### MATERIAL PROVIDED

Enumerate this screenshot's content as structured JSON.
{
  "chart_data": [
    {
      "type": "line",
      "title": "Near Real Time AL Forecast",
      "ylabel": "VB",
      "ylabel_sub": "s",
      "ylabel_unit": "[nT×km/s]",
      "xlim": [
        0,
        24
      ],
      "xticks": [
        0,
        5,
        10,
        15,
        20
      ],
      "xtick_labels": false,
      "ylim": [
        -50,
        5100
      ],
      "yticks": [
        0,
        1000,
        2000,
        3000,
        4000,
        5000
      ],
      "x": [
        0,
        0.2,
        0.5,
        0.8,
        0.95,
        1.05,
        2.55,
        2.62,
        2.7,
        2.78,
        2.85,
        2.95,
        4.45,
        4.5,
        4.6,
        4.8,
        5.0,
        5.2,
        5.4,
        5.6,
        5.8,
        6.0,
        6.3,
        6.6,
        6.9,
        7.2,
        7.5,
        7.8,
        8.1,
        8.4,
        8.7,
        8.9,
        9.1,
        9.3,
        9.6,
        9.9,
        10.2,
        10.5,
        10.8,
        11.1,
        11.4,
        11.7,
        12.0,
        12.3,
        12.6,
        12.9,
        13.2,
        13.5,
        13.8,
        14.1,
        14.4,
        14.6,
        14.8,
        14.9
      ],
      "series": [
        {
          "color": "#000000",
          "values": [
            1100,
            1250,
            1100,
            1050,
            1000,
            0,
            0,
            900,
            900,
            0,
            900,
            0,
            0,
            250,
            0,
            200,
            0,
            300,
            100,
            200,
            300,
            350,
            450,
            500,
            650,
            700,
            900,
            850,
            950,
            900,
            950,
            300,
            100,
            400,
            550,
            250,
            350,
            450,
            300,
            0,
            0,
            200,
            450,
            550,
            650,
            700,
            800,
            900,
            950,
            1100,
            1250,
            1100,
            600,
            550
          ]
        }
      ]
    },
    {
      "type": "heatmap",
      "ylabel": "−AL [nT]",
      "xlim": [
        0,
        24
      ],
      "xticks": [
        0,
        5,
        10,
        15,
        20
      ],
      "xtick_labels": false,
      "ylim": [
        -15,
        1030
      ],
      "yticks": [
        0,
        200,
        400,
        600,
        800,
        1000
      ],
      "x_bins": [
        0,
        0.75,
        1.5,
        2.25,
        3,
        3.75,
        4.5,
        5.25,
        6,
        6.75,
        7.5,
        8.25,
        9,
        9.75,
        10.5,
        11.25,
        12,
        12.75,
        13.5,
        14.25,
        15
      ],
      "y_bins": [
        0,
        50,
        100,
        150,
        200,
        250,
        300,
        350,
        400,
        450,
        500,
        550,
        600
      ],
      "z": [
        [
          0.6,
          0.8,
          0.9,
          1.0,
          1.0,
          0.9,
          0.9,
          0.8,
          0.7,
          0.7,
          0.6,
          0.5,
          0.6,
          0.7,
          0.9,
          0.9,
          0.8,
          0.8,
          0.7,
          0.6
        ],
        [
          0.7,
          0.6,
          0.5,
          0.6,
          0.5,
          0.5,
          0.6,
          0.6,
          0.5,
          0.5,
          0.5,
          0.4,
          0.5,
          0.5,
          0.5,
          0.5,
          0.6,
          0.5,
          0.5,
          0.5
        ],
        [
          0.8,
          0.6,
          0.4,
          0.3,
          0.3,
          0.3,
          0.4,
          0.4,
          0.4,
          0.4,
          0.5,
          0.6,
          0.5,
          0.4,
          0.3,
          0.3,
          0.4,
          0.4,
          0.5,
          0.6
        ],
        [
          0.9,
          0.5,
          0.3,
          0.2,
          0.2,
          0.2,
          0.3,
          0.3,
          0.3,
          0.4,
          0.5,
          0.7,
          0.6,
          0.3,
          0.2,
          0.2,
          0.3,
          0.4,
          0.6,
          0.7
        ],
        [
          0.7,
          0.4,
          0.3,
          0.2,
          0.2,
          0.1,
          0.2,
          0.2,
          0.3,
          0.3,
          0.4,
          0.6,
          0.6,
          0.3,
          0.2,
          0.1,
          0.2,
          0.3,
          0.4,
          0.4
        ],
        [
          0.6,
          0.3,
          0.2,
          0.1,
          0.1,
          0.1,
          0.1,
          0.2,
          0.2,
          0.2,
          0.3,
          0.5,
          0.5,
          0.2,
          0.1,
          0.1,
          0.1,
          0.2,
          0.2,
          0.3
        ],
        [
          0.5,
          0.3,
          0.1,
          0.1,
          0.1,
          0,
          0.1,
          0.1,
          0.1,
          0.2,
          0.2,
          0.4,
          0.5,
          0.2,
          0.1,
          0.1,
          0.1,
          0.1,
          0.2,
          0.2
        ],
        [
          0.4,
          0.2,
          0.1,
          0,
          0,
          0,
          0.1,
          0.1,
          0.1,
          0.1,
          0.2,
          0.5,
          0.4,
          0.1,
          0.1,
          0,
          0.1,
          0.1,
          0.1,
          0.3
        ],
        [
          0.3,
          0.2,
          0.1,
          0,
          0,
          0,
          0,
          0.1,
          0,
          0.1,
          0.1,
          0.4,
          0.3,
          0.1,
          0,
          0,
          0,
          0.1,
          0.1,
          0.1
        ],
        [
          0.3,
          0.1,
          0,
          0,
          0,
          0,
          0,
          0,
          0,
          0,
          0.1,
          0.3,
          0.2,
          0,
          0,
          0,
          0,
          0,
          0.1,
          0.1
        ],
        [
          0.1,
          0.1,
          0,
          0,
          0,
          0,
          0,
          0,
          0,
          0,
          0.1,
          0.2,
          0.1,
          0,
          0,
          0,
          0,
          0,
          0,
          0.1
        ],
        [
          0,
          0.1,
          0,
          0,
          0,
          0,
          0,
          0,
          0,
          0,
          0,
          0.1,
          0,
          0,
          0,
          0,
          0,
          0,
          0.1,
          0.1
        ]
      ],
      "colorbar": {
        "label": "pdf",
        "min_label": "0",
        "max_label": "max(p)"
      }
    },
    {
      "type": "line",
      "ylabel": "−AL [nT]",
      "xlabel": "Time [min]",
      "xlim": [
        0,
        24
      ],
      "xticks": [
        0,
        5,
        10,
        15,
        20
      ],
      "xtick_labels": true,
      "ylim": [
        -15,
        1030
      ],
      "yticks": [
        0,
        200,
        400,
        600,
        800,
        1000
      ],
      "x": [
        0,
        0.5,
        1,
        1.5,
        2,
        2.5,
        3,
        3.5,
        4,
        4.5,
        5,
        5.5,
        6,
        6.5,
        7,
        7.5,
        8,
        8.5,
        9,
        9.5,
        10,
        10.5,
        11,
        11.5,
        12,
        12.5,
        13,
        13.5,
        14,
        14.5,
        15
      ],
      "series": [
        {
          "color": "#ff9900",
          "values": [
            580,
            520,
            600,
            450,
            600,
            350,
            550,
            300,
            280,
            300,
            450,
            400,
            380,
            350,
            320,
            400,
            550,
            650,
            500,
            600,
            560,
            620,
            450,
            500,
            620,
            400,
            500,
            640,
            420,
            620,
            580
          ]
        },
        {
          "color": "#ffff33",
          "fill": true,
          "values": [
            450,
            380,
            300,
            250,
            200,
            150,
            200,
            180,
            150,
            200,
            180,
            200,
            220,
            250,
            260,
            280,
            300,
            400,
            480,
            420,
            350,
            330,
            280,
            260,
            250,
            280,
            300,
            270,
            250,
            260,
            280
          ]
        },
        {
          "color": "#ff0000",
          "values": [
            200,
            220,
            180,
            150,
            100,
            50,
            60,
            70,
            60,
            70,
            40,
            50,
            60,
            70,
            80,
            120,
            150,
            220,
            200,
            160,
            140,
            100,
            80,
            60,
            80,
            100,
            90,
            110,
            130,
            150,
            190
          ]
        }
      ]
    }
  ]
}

### PROBLEM DESCRIPTION
Repeat the data above exactly.

### FINISHED EXERCISE
Enumerate this screenshot's content as structured JSON.
{
  "chart_data": [
    {
      "type": "line",
      "title": "Near Real Time AL Forecast",
      "ylabel": "VB",
      "ylabel_sub": "s",
      "ylabel_unit": "[nT×km/s]",
      "xlim": [
        0,
        24
      ],
      "xticks": [
        0,
        5,
        10,
        15,
        20
      ],
      "xtick_labels": false,
      "ylim": [
        -50,
        5100
      ],
      "yticks": [
        0,
        1000,
        2000,
        3000,
        4000,
        5000
      ],
      "x": [
        0,
        0.2,
        0.5,
        0.8,
        0.95,
        1.05,
        2.55,
        2.62,
        2.7,
        2.78,
        2.85,
        2.95,
        4.45,
        4.5,
        4.6,
        4.8,
        5.0,
        5.2,
        5.4,
        5.6,
        5.8,
        6.0,
        6.3,
        6.6,
        6.9,
        7.2,
        7.5,
        7.8,
        8.1,
        8.4,
        8.7,
        8.9,
        9.1,
        9.3,
        9.6,
        9.9,
        10.2,
        10.5,
        10.8,
        11.1,
        11.4,
        11.7,
        12.0,
        12.3,
        12.6,
        12.9,
        13.2,
        13.5,
        13.8,
        14.1,
        14.4,
        14.6,
        14.8,
        14.9
      ],
      "series": [
        {
          "color": "#000000",
          "values": [
            1100,
            1250,
            1100,
            1050,
            1000,
            0,
            0,
            900,
            900,
            0,
            900,
            0,
            0,
            250,
            0,
            200,
            0,
            300,
            100,
            200,
            300,
            350,
            450,
            500,
            650,
            700,
            900,
            850,
            950,
            900,
            950,
            300,
            100,
            400,
            550,
            250,
            350,
            450,
            300,
            0,
            0,
            200,
            450,
            550,
            650,
            700,
            800,
            900,
            950,
            1100,
            1250,
            1100,
            600,
            550
          ]
        }
      ]
    },
    {
      "type": "heatmap",
      "ylabel": "−AL [nT]",
      "xlim": [
        0,
        24
      ],
      "xticks": [
        0,
        5,
        10,
        15,
        20
      ],
      "xtick_labels": false,
      "ylim": [
        -15,
        1030
      ],
      "yticks": [
        0,
        200,
        400,
        600,
        800,
        1000
      ],
      "x_bins": [
        0,
        0.75,
        1.5,
        2.25,
        3,
        3.75,
        4.5,
        5.25,
        6,
        6.75,
        7.5,
        8.25,
        9,
        9.75,
        10.5,
        11.25,
        12,
        12.75,
        13.5,
        14.25,
        15
      ],
      "y_bins": [
        0,
        50,
        100,
        150,
        200,
        250,
        300,
        350,
        400,
        450,
        500,
        550,
        600
      ],
      "z": [
        [
          0.6,
          0.8,
          0.9,
          1.0,
          1.0,
          0.9,
          0.9,
          0.8,
          0.7,
          0.7,
          0.6,
          0.5,
          0.6,
          0.7,
          0.9,
          0.9,
          0.8,
          0.8,
          0.7,
          0.6
        ],
        [
          0.7,
          0.6,
          0.5,
          0.6,
          0.5,
          0.5,
          0.6,
          0.6,
          0.5,
          0.5,
          0.5,
          0.4,
          0.5,
          0.5,
          0.5,
          0.5,
          0.6,
          0.5,
          0.5,
          0.5
        ],
        [
          0.8,
          0.6,
          0.4,
          0.3,
          0.3,
          0.3,
          0.4,
          0.4,
          0.4,
          0.4,
          0.5,
          0.6,
          0.5,
          0.4,
          0.3,
          0.3,
          0.4,
          0.4,
          0.5,
          0.6
        ],
        [
          0.9,
          0.5,
          0.3,
          0.2,
          0.2,
          0.2,
          0.3,
          0.3,
          0.3,
          0.4,
          0.5,
          0.7,
          0.6,
          0.3,
          0.2,
          0.2,
          0.3,
          0.4,
          0.6,
          0.7
        ],
        [
          0.7,
          0.4,
          0.3,
          0.2,
          0.2,
          0.1,
          0.2,
          0.2,
          0.3,
          0.3,
          0.4,
          0.6,
          0.6,
          0.3,
          0.2,
          0.1,
          0.2,
          0.3,
          0.4,
          0.4
        ],
        [
          0.6,
          0.3,
          0.2,
          0.1,
          0.1,
          0.1,
          0.1,
          0.2,
          0.2,
          0.2,
          0.3,
          0.5,
          0.5,
          0.2,
          0.1,
          0.1,
          0.1,
          0.2,
          0.2,
          0.3
        ],
        [
          0.5,
          0.3,
          0.1,
          0.1,
          0.1,
          0,
          0.1,
          0.1,
          0.1,
          0.2,
          0.2,
          0.4,
          0.5,
          0.2,
          0.1,
          0.1,
          0.1,
          0.1,
          0.2,
          0.2
        ],
        [
          0.4,
          0.2,
          0.1,
          0,
          0,
          0,
          0.1,
          0.1,
          0.1,
          0.1,
          0.2,
          0.5,
          0.4,
          0.1,
          0.1,
          0,
          0.1,
          0.1,
          0.1,
          0.3
        ],
        [
          0.3,
          0.2,
          0.1,
          0,
          0,
          0,
          0,
          0.1,
          0,
          0.1,
          0.1,
          0.4,
          0.3,
          0.1,
          0,
          0,
          0,
          0.1,
          0.1,
          0.1
        ],
        [
          0.3,
          0.1,
          0,
          0,
          0,
          0,
          0,
          0,
          0,
          0,
          0.1,
          0.3,
          0.2,
          0,
          0,
          0,
          0,
          0,
          0.1,
          0.1
        ],
        [
          0.1,
          0.1,
          0,
          0,
          0,
          0,
          0,
          0,
          0,
          0,
          0.1,
          0.2,
          0.1,
          0,
          0,
          0,
          0,
          0,
          0,
          0.1
        ],
        [
          0,
          0.1,
          0,
          0,
          0,
          0,
          0,
          0,
          0,
          0,
          0,
          0.1,
          0,
          0,
          0,
          0,
          0,
          0,
          0.1,
          0.1
        ]
      ],
      "colorbar": {
        "label": "pdf",
        "min_label": "0",
        "max_label": "max(p)"
      }
    },
    {
      "type": "line",
      "ylabel": "−AL [nT]",
      "xlabel": "Time [min]",
      "xlim": [
        0,
        24
      ],
      "xticks": [
        0,
        5,
        10,
        15,
        20
      ],
      "xtick_labels": true,
      "ylim": [
        -15,
        1030
      ],
      "yticks": [
        0,
        200,
        400,
        600,
        800,
        1000
      ],
      "x": [
        0,
        0.5,
        1,
        1.5,
        2,
        2.5,
        3,
        3.5,
        4,
        4.5,
        5,
        5.5,
        6,
        6.5,
        7,
        7.5,
        8,
        8.5,
        9,
        9.5,
        10,
        10.5,
        11,
        11.5,
        12,
        12.5,
        13,
        13.5,
        14,
        14.5,
        15
      ],
      "series": [
        {
          "color": "#ff9900",
          "values": [
            580,
            520,
            600,
            450,
            600,
            350,
            550,
            300,
            280,
            300,
            450,
            400,
            380,
            350,
            320,
            400,
            550,
            650,
            500,
            600,
            560,
            620,
            450,
            500,
            620,
            400,
            500,
            640,
            420,
            620,
            580
          ]
        },
        {
          "color": "#ffff33",
          "fill": true,
          "values": [
            450,
            380,
            300,
            250,
            200,
            150,
            200,
            180,
            150,
            200,
            180,
            200,
            220,
            250,
            260,
            280,
            300,
            400,
            480,
            420,
            350,
            330,
            280,
            260,
            250,
            280,
            300,
            270,
            250,
            260,
            280
          ]
        },
        {
          "color": "#ff0000",
          "values": [
            200,
            220,
            180,
            150,
            100,
            50,
            60,
            70,
            60,
            70,
            40,
            50,
            60,
            70,
            80,
            120,
            150,
            220,
            200,
            160,
            140,
            100,
            80,
            60,
            80,
            100,
            90,
            110,
            130,
            150,
            190
          ]
        }
      ]
    }
  ]
}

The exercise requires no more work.